### PROBLEM
Set down all of the entries word for word, omitting the images they contain.

------------------------------------------------

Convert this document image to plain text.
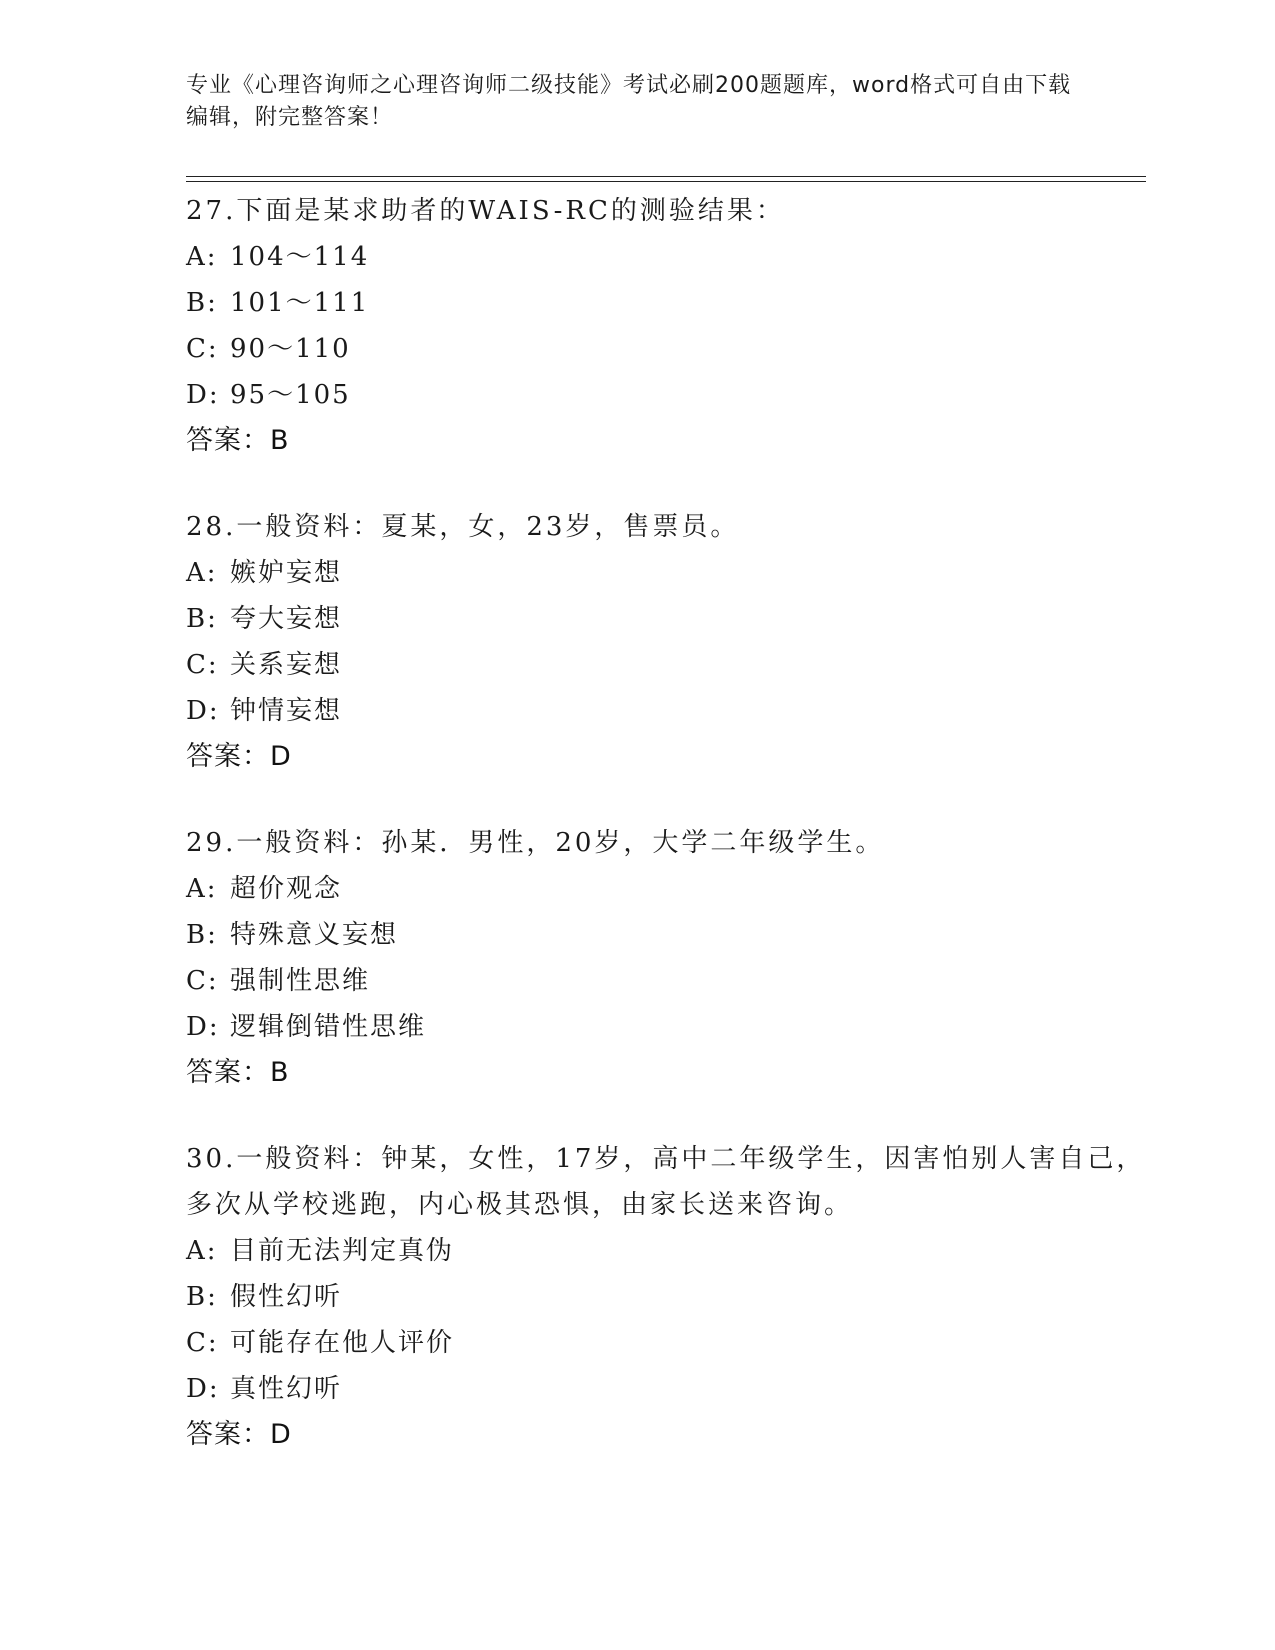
专业《心理咨询师之心理咨询师二级技能》考试必刷200题题库，word格式可自由下载编辑，附完整答案！
27.下面是某求助者的WAIS-RC的测验结果：
A: 104～114
B: 101～111
C: 90～110
D: 95～105
答案：B
28.一般资料：夏某，女，23岁，售票员。
A: 嫉妒妄想
B: 夸大妄想
C: 关系妄想
D: 钟情妄想
答案：D
29.一般资料：孙某．男性，20岁，大学二年级学生。
A: 超价观念
B: 特殊意义妄想
C: 强制性思维
D: 逻辑倒错性思维
答案：B
30.一般资料：钟某，女性，17岁，高中二年级学生，因害怕别人害自己，多次从学校逃跑，内心极其恐惧，由家长送来咨询。
A: 目前无法判定真伪
B: 假性幻听
C: 可能存在他人评价
D: 真性幻听
答案：D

------------------------------------------------

### SOLVED PROBLEM
Convert this document image to plain text.
专业《心理咨询师之心理咨询师二级技能》考试必刷200题题库，word格式可自由下载编辑，附完整答案！
27.下面是某求助者的WAIS-RC的测验结果：
A: 104～114
B: 101～111
C: 90～110
D: 95～105
答案：B
28.一般资料：夏某，女，23岁，售票员。
A: 嫉妒妄想
B: 夸大妄想
C: 关系妄想
D: 钟情妄想
答案：D
29.一般资料：孙某．男性，20岁，大学二年级学生。
A: 超价观念
B: 特殊意义妄想
C: 强制性思维
D: 逻辑倒错性思维
答案：B
30.一般资料：钟某，女性，17岁，高中二年级学生，因害怕别人害自己，多次从学校逃跑，内心极其恐惧，由家长送来咨询。
A: 目前无法判定真伪
B: 假性幻听
C: 可能存在他人评价
D: 真性幻听
答案：D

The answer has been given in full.